Records shown:
┌────────

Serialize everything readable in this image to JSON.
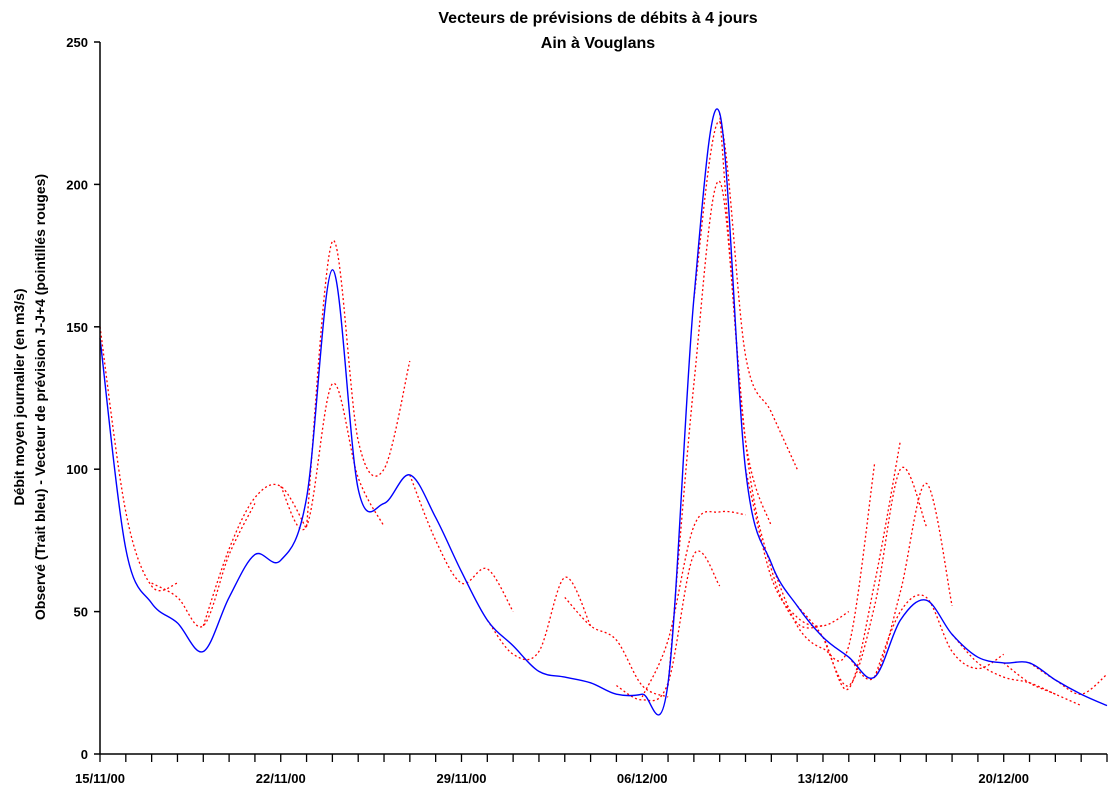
{
  "chart_data": {
    "type": "line",
    "title": "Vecteurs de prévisions de débits à 4 jours",
    "subtitle": "Ain à Vouglans",
    "ylabel_line1": "Débit moyen journalier (en m3/s)",
    "ylabel_line2": "Observé (Trait bleu) - Vecteur de prévision J-J+4 (pointillés rouges)",
    "xlabel": "",
    "x_range_days": [
      0,
      39
    ],
    "x_tick_dates": [
      "15/11/00",
      "22/11/00",
      "29/11/00",
      "06/12/00",
      "13/12/00",
      "20/12/00"
    ],
    "x_tick_day_offsets": [
      0,
      7,
      14,
      21,
      28,
      35
    ],
    "ylim": [
      0,
      250
    ],
    "y_ticks": [
      "0",
      "50",
      "100",
      "150",
      "200",
      "250"
    ],
    "grid": false,
    "legend": "none",
    "colors": {
      "observed": "#0000ff",
      "forecast": "#ff0000",
      "axis": "#000000"
    },
    "observed": {
      "x": [
        0,
        1,
        2,
        3,
        4,
        5,
        6,
        7,
        8,
        9,
        10,
        11,
        12,
        13,
        14,
        15,
        16,
        17,
        18,
        19,
        20,
        21,
        22,
        23,
        24,
        25,
        26,
        27,
        28,
        29,
        30,
        31,
        32,
        33,
        34,
        35,
        36,
        37,
        38,
        39
      ],
      "values": [
        146,
        72,
        53,
        46,
        36,
        55,
        70,
        68,
        90,
        170,
        93,
        88,
        98,
        83,
        64,
        47,
        38,
        29,
        27,
        25,
        21,
        21,
        25,
        160,
        225,
        100,
        67,
        52,
        41,
        34,
        27,
        47,
        54,
        42,
        34,
        32,
        32,
        26,
        21,
        17
      ]
    },
    "forecasts": [
      {
        "x": [
          0,
          1,
          2,
          3
        ],
        "values": [
          150,
          85,
          59,
          60
        ]
      },
      {
        "x": [
          2,
          3,
          4,
          5,
          6
        ],
        "values": [
          60,
          55,
          45,
          70,
          88
        ]
      },
      {
        "x": [
          4,
          5,
          6,
          7,
          8
        ],
        "values": [
          45,
          72,
          90,
          94,
          79
        ]
      },
      {
        "x": [
          7,
          8,
          9,
          10,
          11
        ],
        "values": [
          94,
          80,
          130,
          97,
          80
        ]
      },
      {
        "x": [
          8,
          9,
          10,
          11,
          12
        ],
        "values": [
          80,
          180,
          110,
          100,
          138
        ]
      },
      {
        "x": [
          12,
          13,
          14,
          15,
          16
        ],
        "values": [
          98,
          75,
          60,
          65,
          50
        ]
      },
      {
        "x": [
          15,
          16,
          17,
          18,
          19
        ],
        "values": [
          47,
          35,
          36,
          62,
          45
        ]
      },
      {
        "x": [
          18,
          19,
          20,
          21,
          22
        ],
        "values": [
          55,
          45,
          40,
          24,
          20
        ]
      },
      {
        "x": [
          20,
          21,
          22,
          23,
          24
        ],
        "values": [
          24,
          19,
          25,
          70,
          59
        ]
      },
      {
        "x": [
          21,
          22,
          23,
          24,
          25
        ],
        "values": [
          20,
          40,
          80,
          85,
          84
        ]
      },
      {
        "x": [
          22,
          23,
          24,
          25,
          26
        ],
        "values": [
          24,
          130,
          201,
          110,
          80
        ]
      },
      {
        "x": [
          23,
          24,
          25,
          26,
          27
        ],
        "values": [
          160,
          222,
          140,
          120,
          100
        ]
      },
      {
        "x": [
          24,
          25,
          26,
          27,
          28
        ],
        "values": [
          225,
          110,
          65,
          46,
          45
        ]
      },
      {
        "x": [
          25,
          26,
          27,
          28,
          29
        ],
        "values": [
          100,
          62,
          48,
          45,
          50
        ]
      },
      {
        "x": [
          26,
          27,
          28,
          29,
          30
        ],
        "values": [
          67,
          45,
          37,
          38,
          102
        ]
      },
      {
        "x": [
          27,
          28,
          29,
          30,
          31
        ],
        "values": [
          52,
          41,
          23,
          60,
          110
        ]
      },
      {
        "x": [
          28,
          29,
          30,
          31,
          32
        ],
        "values": [
          41,
          24,
          52,
          100,
          80
        ]
      },
      {
        "x": [
          29,
          30,
          31,
          32,
          33
        ],
        "values": [
          34,
          27,
          57,
          95,
          52
        ]
      },
      {
        "x": [
          30,
          31,
          32,
          33,
          34,
          35
        ],
        "values": [
          27,
          50,
          55,
          36,
          30,
          35
        ]
      },
      {
        "x": [
          33,
          34,
          35,
          36,
          37
        ],
        "values": [
          42,
          32,
          27,
          25,
          21
        ]
      },
      {
        "x": [
          35,
          36,
          37,
          38
        ],
        "values": [
          32,
          25,
          21,
          17
        ]
      },
      {
        "x": [
          36,
          37,
          38,
          39
        ],
        "values": [
          32,
          26,
          21,
          28
        ]
      }
    ]
  }
}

└────────

Given exercise:
Quote the material exactly. Pictures stay out.

Reply:
Serialize everything readable in this image to JSON.
{
  "chart_data": {
    "type": "line",
    "title": "Vecteurs de prévisions de débits à 4 jours",
    "subtitle": "Ain à Vouglans",
    "ylabel_line1": "Débit moyen journalier (en m3/s)",
    "ylabel_line2": "Observé (Trait bleu) - Vecteur de prévision J-J+4 (pointillés rouges)",
    "xlabel": "",
    "x_range_days": [
      0,
      39
    ],
    "x_tick_dates": [
      "15/11/00",
      "22/11/00",
      "29/11/00",
      "06/12/00",
      "13/12/00",
      "20/12/00"
    ],
    "x_tick_day_offsets": [
      0,
      7,
      14,
      21,
      28,
      35
    ],
    "ylim": [
      0,
      250
    ],
    "y_ticks": [
      "0",
      "50",
      "100",
      "150",
      "200",
      "250"
    ],
    "grid": false,
    "legend": "none",
    "colors": {
      "observed": "#0000ff",
      "forecast": "#ff0000",
      "axis": "#000000"
    },
    "observed": {
      "x": [
        0,
        1,
        2,
        3,
        4,
        5,
        6,
        7,
        8,
        9,
        10,
        11,
        12,
        13,
        14,
        15,
        16,
        17,
        18,
        19,
        20,
        21,
        22,
        23,
        24,
        25,
        26,
        27,
        28,
        29,
        30,
        31,
        32,
        33,
        34,
        35,
        36,
        37,
        38,
        39
      ],
      "values": [
        146,
        72,
        53,
        46,
        36,
        55,
        70,
        68,
        90,
        170,
        93,
        88,
        98,
        83,
        64,
        47,
        38,
        29,
        27,
        25,
        21,
        21,
        25,
        160,
        225,
        100,
        67,
        52,
        41,
        34,
        27,
        47,
        54,
        42,
        34,
        32,
        32,
        26,
        21,
        17
      ]
    },
    "forecasts": [
      {
        "x": [
          0,
          1,
          2,
          3
        ],
        "values": [
          150,
          85,
          59,
          60
        ]
      },
      {
        "x": [
          2,
          3,
          4,
          5,
          6
        ],
        "values": [
          60,
          55,
          45,
          70,
          88
        ]
      },
      {
        "x": [
          4,
          5,
          6,
          7,
          8
        ],
        "values": [
          45,
          72,
          90,
          94,
          79
        ]
      },
      {
        "x": [
          7,
          8,
          9,
          10,
          11
        ],
        "values": [
          94,
          80,
          130,
          97,
          80
        ]
      },
      {
        "x": [
          8,
          9,
          10,
          11,
          12
        ],
        "values": [
          80,
          180,
          110,
          100,
          138
        ]
      },
      {
        "x": [
          12,
          13,
          14,
          15,
          16
        ],
        "values": [
          98,
          75,
          60,
          65,
          50
        ]
      },
      {
        "x": [
          15,
          16,
          17,
          18,
          19
        ],
        "values": [
          47,
          35,
          36,
          62,
          45
        ]
      },
      {
        "x": [
          18,
          19,
          20,
          21,
          22
        ],
        "values": [
          55,
          45,
          40,
          24,
          20
        ]
      },
      {
        "x": [
          20,
          21,
          22,
          23,
          24
        ],
        "values": [
          24,
          19,
          25,
          70,
          59
        ]
      },
      {
        "x": [
          21,
          22,
          23,
          24,
          25
        ],
        "values": [
          20,
          40,
          80,
          85,
          84
        ]
      },
      {
        "x": [
          22,
          23,
          24,
          25,
          26
        ],
        "values": [
          24,
          130,
          201,
          110,
          80
        ]
      },
      {
        "x": [
          23,
          24,
          25,
          26,
          27
        ],
        "values": [
          160,
          222,
          140,
          120,
          100
        ]
      },
      {
        "x": [
          24,
          25,
          26,
          27,
          28
        ],
        "values": [
          225,
          110,
          65,
          46,
          45
        ]
      },
      {
        "x": [
          25,
          26,
          27,
          28,
          29
        ],
        "values": [
          100,
          62,
          48,
          45,
          50
        ]
      },
      {
        "x": [
          26,
          27,
          28,
          29,
          30
        ],
        "values": [
          67,
          45,
          37,
          38,
          102
        ]
      },
      {
        "x": [
          27,
          28,
          29,
          30,
          31
        ],
        "values": [
          52,
          41,
          23,
          60,
          110
        ]
      },
      {
        "x": [
          28,
          29,
          30,
          31,
          32
        ],
        "values": [
          41,
          24,
          52,
          100,
          80
        ]
      },
      {
        "x": [
          29,
          30,
          31,
          32,
          33
        ],
        "values": [
          34,
          27,
          57,
          95,
          52
        ]
      },
      {
        "x": [
          30,
          31,
          32,
          33,
          34,
          35
        ],
        "values": [
          27,
          50,
          55,
          36,
          30,
          35
        ]
      },
      {
        "x": [
          33,
          34,
          35,
          36,
          37
        ],
        "values": [
          42,
          32,
          27,
          25,
          21
        ]
      },
      {
        "x": [
          35,
          36,
          37,
          38
        ],
        "values": [
          32,
          25,
          21,
          17
        ]
      },
      {
        "x": [
          36,
          37,
          38,
          39
        ],
        "values": [
          32,
          26,
          21,
          28
        ]
      }
    ]
  }
}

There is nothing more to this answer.